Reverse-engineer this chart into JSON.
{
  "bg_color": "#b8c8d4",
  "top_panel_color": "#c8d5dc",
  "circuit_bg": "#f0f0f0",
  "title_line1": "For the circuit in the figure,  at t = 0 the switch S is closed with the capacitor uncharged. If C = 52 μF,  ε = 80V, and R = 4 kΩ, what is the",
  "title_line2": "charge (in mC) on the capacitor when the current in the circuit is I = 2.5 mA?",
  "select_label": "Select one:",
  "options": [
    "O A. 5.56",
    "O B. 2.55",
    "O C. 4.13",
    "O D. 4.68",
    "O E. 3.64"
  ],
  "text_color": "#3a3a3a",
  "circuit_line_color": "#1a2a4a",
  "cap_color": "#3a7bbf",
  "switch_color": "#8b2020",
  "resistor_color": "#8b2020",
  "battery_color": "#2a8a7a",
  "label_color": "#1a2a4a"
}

> WRITTEN INSTRUCTION:
Each record above should be returned exactly as it appears.

> RESULT FOR THIS EXERCISE:
Reverse-engineer this chart into JSON.
{
  "bg_color": "#b8c8d4",
  "top_panel_color": "#c8d5dc",
  "circuit_bg": "#f0f0f0",
  "title_line1": "For the circuit in the figure,  at t = 0 the switch S is closed with the capacitor uncharged. If C = 52 μF,  ε = 80V, and R = 4 kΩ, what is the",
  "title_line2": "charge (in mC) on the capacitor when the current in the circuit is I = 2.5 mA?",
  "select_label": "Select one:",
  "options": [
    "O A. 5.56",
    "O B. 2.55",
    "O C. 4.13",
    "O D. 4.68",
    "O E. 3.64"
  ],
  "text_color": "#3a3a3a",
  "circuit_line_color": "#1a2a4a",
  "cap_color": "#3a7bbf",
  "switch_color": "#8b2020",
  "resistor_color": "#8b2020",
  "battery_color": "#2a8a7a",
  "label_color": "#1a2a4a"
}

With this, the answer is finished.